## start Given records

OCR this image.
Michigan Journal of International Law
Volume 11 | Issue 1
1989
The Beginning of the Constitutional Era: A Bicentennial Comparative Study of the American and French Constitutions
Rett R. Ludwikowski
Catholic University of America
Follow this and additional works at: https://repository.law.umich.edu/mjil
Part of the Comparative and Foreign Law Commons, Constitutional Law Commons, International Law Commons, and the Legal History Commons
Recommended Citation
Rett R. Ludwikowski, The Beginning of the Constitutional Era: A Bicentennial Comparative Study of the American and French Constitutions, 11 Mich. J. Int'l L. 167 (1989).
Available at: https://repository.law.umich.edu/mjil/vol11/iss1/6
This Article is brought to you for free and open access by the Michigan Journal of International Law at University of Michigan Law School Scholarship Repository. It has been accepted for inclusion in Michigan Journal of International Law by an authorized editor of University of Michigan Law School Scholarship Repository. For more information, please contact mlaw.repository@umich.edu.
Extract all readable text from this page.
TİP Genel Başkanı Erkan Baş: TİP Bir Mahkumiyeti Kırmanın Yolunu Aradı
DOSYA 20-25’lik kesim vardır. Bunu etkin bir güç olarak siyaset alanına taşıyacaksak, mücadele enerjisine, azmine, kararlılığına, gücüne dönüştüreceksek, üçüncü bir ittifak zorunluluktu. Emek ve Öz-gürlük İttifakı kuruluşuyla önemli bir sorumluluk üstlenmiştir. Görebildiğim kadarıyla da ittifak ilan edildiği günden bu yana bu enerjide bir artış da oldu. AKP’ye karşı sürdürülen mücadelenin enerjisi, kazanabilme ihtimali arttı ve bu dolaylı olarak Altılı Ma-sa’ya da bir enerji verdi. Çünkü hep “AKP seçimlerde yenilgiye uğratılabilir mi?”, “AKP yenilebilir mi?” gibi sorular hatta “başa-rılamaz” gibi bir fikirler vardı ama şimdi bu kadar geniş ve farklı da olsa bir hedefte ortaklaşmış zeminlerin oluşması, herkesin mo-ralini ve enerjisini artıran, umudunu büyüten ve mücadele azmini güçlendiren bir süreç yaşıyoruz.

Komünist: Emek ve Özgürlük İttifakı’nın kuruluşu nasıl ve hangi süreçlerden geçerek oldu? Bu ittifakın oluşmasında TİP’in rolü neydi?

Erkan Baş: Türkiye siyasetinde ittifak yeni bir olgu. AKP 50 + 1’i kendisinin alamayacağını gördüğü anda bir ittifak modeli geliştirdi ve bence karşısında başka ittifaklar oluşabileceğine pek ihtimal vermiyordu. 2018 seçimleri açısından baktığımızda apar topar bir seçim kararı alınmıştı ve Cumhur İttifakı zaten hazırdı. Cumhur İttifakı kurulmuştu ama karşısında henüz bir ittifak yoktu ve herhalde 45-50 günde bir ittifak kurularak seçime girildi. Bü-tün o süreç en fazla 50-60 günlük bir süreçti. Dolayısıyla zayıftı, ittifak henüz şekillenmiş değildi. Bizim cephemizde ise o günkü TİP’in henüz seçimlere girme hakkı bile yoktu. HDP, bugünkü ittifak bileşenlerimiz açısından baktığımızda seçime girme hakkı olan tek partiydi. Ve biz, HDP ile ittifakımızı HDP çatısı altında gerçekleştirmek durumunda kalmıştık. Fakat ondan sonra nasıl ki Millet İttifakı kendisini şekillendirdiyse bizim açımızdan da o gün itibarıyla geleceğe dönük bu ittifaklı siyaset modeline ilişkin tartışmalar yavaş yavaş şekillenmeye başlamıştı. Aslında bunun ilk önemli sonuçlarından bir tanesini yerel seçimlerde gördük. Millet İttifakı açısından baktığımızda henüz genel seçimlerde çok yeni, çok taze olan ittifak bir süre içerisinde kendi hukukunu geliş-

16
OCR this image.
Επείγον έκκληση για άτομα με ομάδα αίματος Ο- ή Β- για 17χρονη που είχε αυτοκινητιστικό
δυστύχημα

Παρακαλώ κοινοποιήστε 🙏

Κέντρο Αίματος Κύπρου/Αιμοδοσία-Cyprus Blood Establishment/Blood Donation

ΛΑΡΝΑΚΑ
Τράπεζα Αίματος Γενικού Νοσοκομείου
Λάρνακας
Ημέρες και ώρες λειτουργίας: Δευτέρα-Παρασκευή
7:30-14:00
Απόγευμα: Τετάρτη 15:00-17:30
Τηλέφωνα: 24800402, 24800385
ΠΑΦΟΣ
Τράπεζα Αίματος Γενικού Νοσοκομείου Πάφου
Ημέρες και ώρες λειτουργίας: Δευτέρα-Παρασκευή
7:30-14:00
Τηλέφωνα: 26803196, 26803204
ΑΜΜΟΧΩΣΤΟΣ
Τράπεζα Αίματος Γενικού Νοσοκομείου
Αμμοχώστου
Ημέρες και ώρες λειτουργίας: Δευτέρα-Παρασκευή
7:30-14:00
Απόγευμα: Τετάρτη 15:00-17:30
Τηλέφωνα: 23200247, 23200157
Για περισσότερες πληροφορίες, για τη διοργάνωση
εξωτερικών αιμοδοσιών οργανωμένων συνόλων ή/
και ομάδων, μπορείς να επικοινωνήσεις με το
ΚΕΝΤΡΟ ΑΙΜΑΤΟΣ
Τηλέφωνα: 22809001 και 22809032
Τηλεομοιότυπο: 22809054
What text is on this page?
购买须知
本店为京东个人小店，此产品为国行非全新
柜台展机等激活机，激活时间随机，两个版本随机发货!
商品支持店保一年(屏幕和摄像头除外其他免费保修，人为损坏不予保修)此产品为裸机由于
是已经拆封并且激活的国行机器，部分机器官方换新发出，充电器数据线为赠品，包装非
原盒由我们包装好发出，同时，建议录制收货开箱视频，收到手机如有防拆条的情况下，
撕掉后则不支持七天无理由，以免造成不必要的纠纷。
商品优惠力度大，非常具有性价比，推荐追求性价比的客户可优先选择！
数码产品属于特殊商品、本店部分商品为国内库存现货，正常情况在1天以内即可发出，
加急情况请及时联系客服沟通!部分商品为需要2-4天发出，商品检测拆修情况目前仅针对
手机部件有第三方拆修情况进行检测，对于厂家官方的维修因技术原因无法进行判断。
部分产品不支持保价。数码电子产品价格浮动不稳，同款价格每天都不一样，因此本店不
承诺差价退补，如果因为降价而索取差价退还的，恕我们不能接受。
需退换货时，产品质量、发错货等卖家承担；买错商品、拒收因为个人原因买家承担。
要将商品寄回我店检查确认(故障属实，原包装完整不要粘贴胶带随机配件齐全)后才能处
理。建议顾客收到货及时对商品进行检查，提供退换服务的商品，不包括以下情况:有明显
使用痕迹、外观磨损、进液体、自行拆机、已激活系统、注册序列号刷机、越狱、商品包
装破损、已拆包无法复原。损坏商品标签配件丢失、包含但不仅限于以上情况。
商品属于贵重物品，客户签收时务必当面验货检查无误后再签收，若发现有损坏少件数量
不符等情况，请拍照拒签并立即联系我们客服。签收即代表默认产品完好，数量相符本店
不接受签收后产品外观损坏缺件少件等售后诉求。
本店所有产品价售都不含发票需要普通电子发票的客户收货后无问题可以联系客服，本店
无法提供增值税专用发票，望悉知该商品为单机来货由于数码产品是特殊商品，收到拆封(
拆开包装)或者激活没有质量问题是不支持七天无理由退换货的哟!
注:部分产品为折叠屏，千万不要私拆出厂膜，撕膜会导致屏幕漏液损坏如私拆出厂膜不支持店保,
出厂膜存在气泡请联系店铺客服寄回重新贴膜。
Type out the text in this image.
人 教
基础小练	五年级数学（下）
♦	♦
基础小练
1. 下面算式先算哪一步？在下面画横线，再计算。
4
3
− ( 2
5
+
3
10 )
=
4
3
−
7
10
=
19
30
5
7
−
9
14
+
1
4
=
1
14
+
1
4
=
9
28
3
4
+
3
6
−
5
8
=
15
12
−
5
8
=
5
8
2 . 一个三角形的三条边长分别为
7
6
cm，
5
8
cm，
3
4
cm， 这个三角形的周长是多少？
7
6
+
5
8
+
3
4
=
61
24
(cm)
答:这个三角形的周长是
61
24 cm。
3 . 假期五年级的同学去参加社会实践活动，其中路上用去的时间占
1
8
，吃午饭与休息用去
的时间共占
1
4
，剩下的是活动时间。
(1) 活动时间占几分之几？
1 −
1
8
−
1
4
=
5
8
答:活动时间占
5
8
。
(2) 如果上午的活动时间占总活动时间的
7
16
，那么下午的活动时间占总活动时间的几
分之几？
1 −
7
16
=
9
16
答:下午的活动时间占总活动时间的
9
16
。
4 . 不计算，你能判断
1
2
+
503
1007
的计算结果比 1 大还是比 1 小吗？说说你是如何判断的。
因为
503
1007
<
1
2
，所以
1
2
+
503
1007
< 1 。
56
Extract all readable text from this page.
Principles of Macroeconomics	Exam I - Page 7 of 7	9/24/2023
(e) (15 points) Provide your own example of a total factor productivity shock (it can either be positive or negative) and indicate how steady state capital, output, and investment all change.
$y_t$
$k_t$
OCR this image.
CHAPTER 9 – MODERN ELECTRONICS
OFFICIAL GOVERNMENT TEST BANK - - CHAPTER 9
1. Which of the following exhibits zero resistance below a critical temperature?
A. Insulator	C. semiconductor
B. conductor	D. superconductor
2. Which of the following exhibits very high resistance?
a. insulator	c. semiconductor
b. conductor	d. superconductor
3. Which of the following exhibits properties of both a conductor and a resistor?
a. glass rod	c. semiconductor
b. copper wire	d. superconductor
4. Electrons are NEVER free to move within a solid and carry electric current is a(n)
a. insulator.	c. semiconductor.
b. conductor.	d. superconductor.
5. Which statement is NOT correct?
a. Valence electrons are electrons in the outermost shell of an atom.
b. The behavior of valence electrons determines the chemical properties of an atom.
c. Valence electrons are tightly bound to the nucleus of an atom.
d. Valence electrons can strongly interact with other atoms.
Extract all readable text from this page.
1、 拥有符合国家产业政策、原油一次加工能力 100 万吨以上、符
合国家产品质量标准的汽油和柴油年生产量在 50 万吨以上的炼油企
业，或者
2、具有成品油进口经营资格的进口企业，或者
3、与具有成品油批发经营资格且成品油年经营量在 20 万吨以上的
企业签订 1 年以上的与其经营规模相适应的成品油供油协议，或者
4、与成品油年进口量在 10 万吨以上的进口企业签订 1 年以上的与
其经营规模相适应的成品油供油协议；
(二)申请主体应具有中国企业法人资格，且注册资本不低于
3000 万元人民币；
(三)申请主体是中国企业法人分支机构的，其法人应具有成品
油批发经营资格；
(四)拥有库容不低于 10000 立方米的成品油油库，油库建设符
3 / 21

## end Given records

Which lines hold the word "superconductor"? Copy all of them.

• Solved exercise
B. conductor	D. superconductor
b. conductor	d. superconductor
b. copper wire	d. superconductor
b. conductor.	d. superconductor.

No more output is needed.